• _What the task asks_:
Look through the records below and copy each line that includes the word "color".

• _Data provided_:
══════

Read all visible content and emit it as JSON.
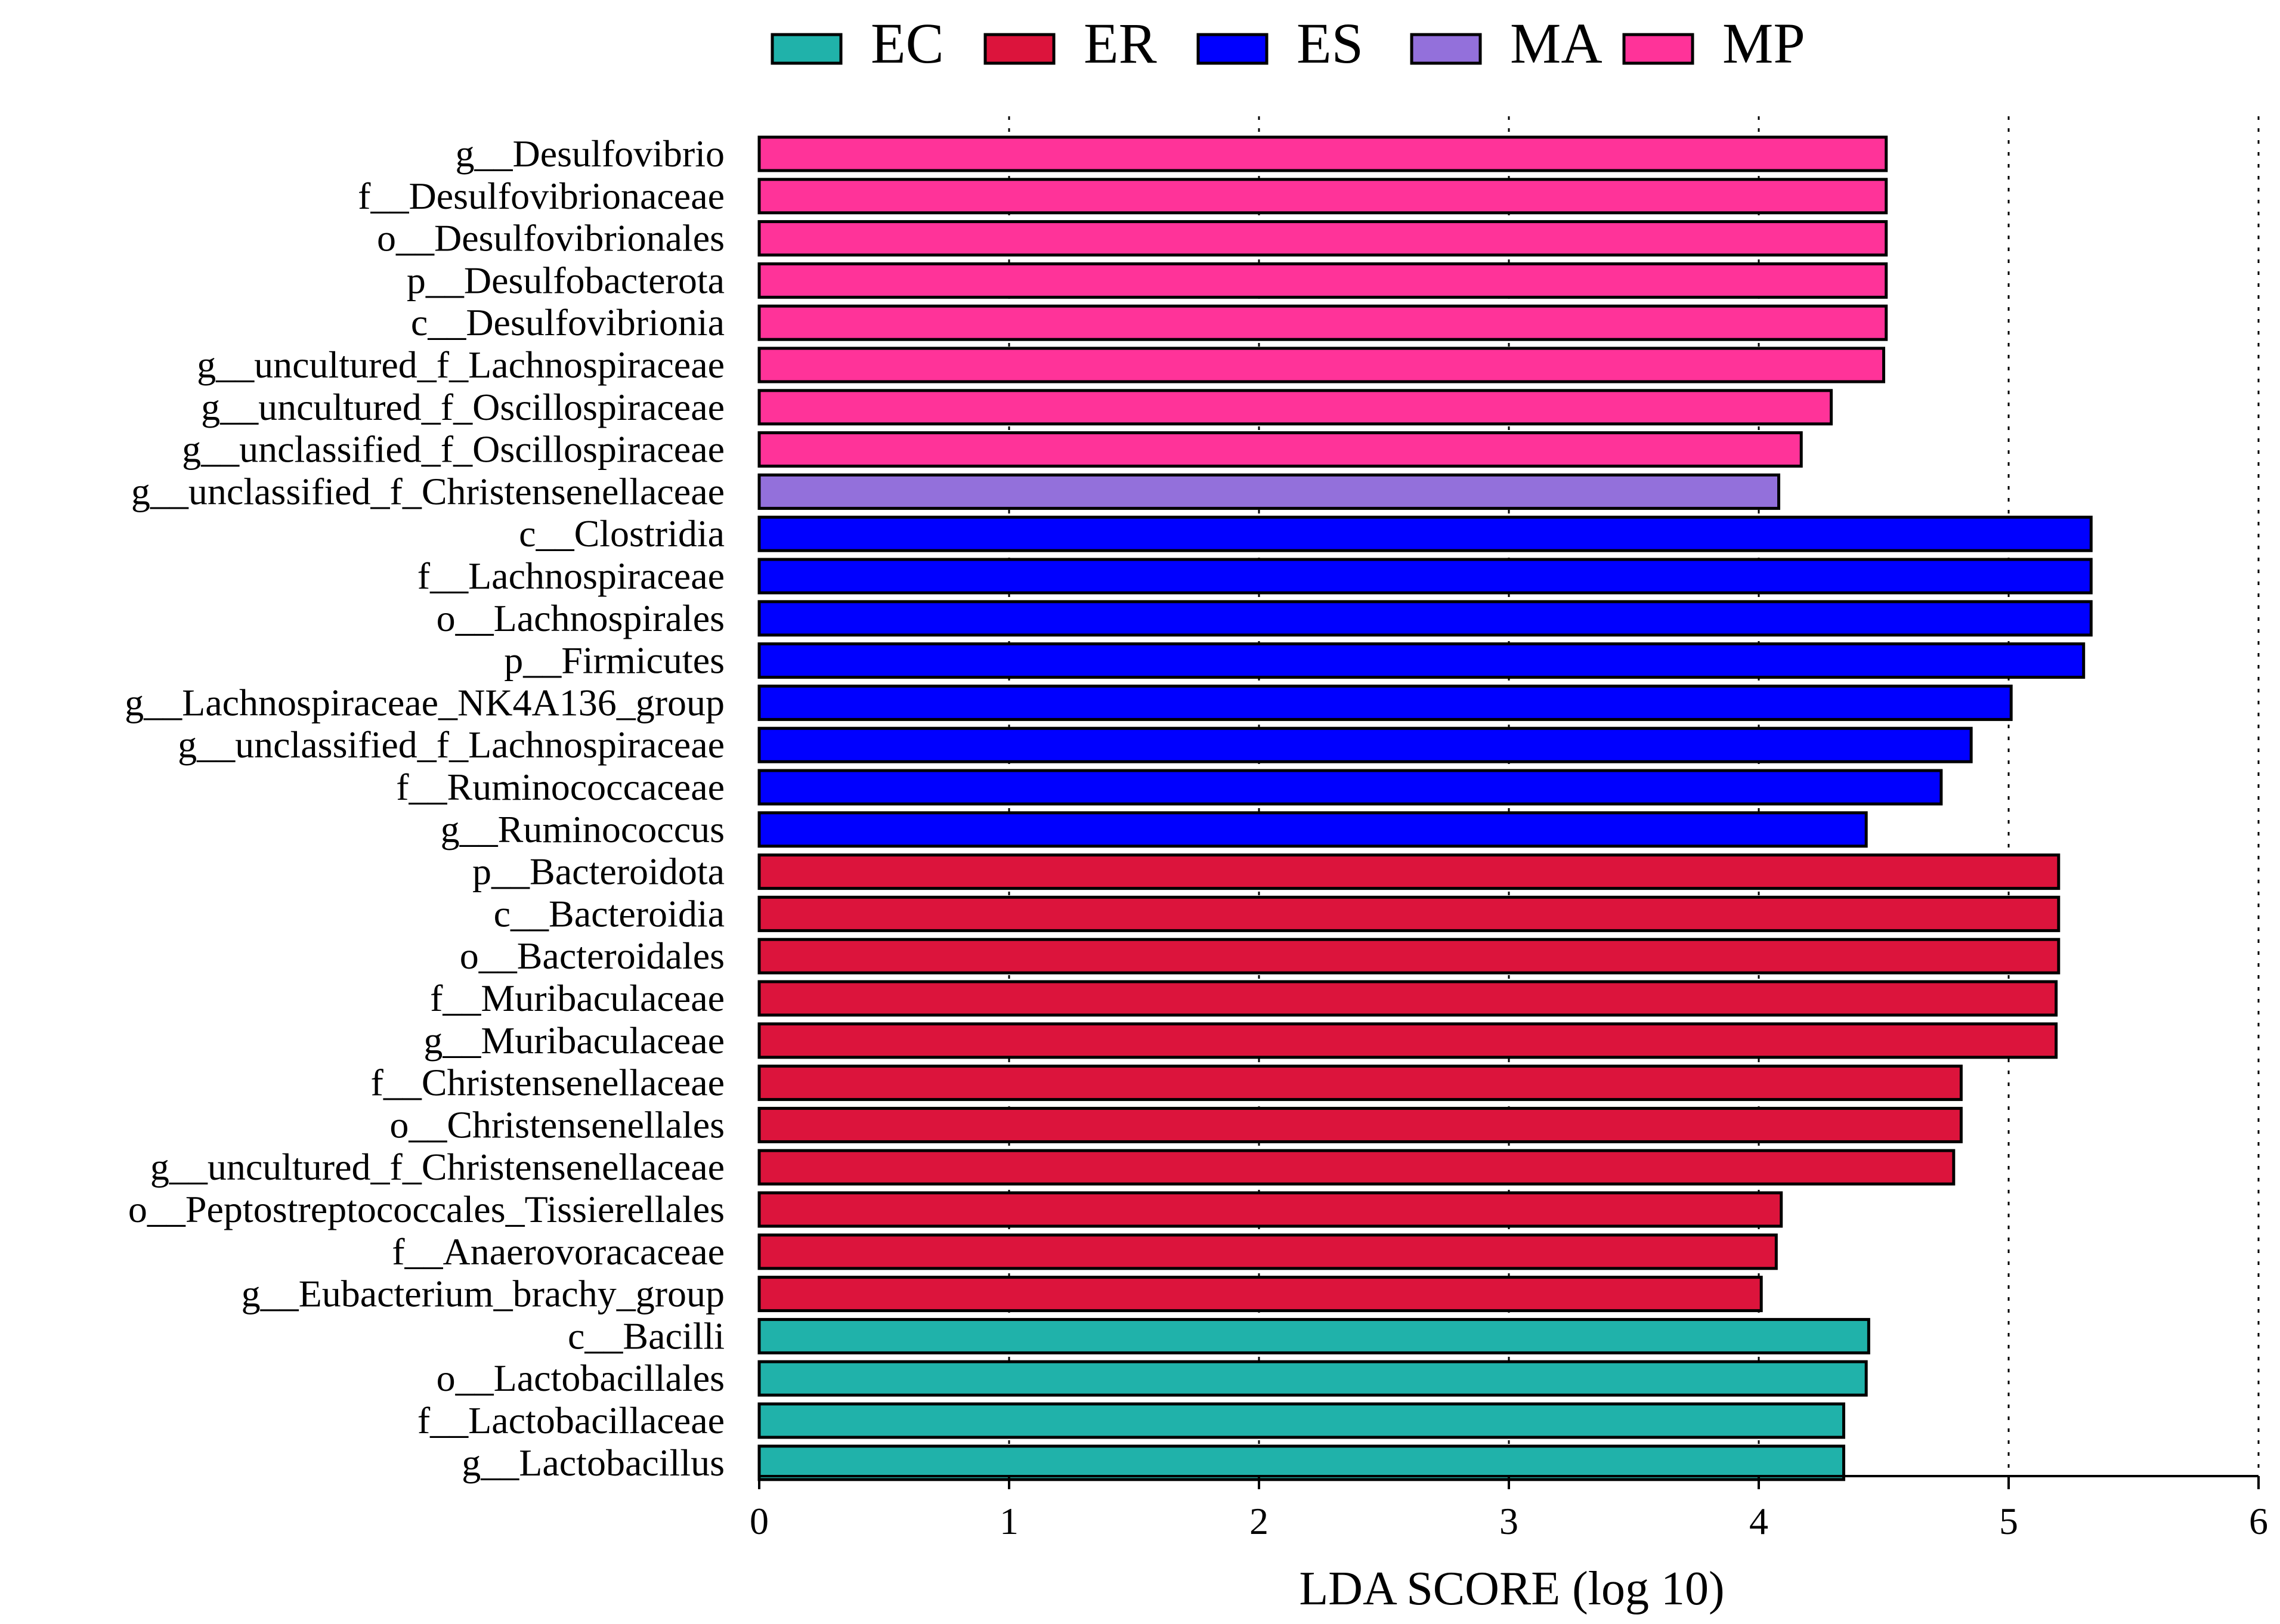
{
  "chart_data": {
    "type": "bar",
    "orientation": "horizontal",
    "xlabel": "LDA SCORE (log 10)",
    "xlim": [
      0,
      6
    ],
    "xticks": [
      0,
      1,
      2,
      3,
      4,
      5,
      6
    ],
    "grid": "vertical dotted",
    "legend_position": "top",
    "groups": [
      {
        "name": "EC",
        "color": "#20b2aa"
      },
      {
        "name": "ER",
        "color": "#dc143c"
      },
      {
        "name": "ES",
        "color": "#0000ff"
      },
      {
        "name": "MA",
        "color": "#9370db"
      },
      {
        "name": "MP",
        "color": "#ff3399"
      }
    ],
    "bars": [
      {
        "label": "g__Desulfovibrio",
        "value": 4.51,
        "group": "MP"
      },
      {
        "label": "f__Desulfovibrionaceae",
        "value": 4.51,
        "group": "MP"
      },
      {
        "label": "o__Desulfovibrionales",
        "value": 4.51,
        "group": "MP"
      },
      {
        "label": "p__Desulfobacterota",
        "value": 4.51,
        "group": "MP"
      },
      {
        "label": "c__Desulfovibrionia",
        "value": 4.51,
        "group": "MP"
      },
      {
        "label": "g__uncultured_f_Lachnospiraceae",
        "value": 4.5,
        "group": "MP"
      },
      {
        "label": "g__uncultured_f_Oscillospiraceae",
        "value": 4.29,
        "group": "MP"
      },
      {
        "label": "g__unclassified_f_Oscillospiraceae",
        "value": 4.17,
        "group": "MP"
      },
      {
        "label": "g__unclassified_f_Christensenellaceae",
        "value": 4.08,
        "group": "MA"
      },
      {
        "label": "c__Clostridia",
        "value": 5.33,
        "group": "ES"
      },
      {
        "label": "f__Lachnospiraceae",
        "value": 5.33,
        "group": "ES"
      },
      {
        "label": "o__Lachnospirales",
        "value": 5.33,
        "group": "ES"
      },
      {
        "label": "p__Firmicutes",
        "value": 5.3,
        "group": "ES"
      },
      {
        "label": "g__Lachnospiraceae_NK4A136_group",
        "value": 5.01,
        "group": "ES"
      },
      {
        "label": "g__unclassified_f_Lachnospiraceae",
        "value": 4.85,
        "group": "ES"
      },
      {
        "label": "f__Ruminococcaceae",
        "value": 4.73,
        "group": "ES"
      },
      {
        "label": "g__Ruminococcus",
        "value": 4.43,
        "group": "ES"
      },
      {
        "label": "p__Bacteroidota",
        "value": 5.2,
        "group": "ER"
      },
      {
        "label": "c__Bacteroidia",
        "value": 5.2,
        "group": "ER"
      },
      {
        "label": "o__Bacteroidales",
        "value": 5.2,
        "group": "ER"
      },
      {
        "label": "f__Muribaculaceae",
        "value": 5.19,
        "group": "ER"
      },
      {
        "label": "g__Muribaculaceae",
        "value": 5.19,
        "group": "ER"
      },
      {
        "label": "f__Christensenellaceae",
        "value": 4.81,
        "group": "ER"
      },
      {
        "label": "o__Christensenellales",
        "value": 4.81,
        "group": "ER"
      },
      {
        "label": "g__uncultured_f_Christensenellaceae",
        "value": 4.78,
        "group": "ER"
      },
      {
        "label": "o__Peptostreptococcales_Tissierellales",
        "value": 4.09,
        "group": "ER"
      },
      {
        "label": "f__Anaerovoracaceae",
        "value": 4.07,
        "group": "ER"
      },
      {
        "label": "g__Eubacterium_brachy_group",
        "value": 4.01,
        "group": "ER"
      },
      {
        "label": "c__Bacilli",
        "value": 4.44,
        "group": "EC"
      },
      {
        "label": "o__Lactobacillales",
        "value": 4.43,
        "group": "EC"
      },
      {
        "label": "f__Lactobacillaceae",
        "value": 4.34,
        "group": "EC"
      },
      {
        "label": "g__Lactobacillus",
        "value": 4.34,
        "group": "EC"
      }
    ]
  }
}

══════

• _Answer space_:
        "color": "#20b2aa"
        "color": "#dc143c"
        "color": "#0000ff"
        "color": "#9370db"
        "color": "#ff3399"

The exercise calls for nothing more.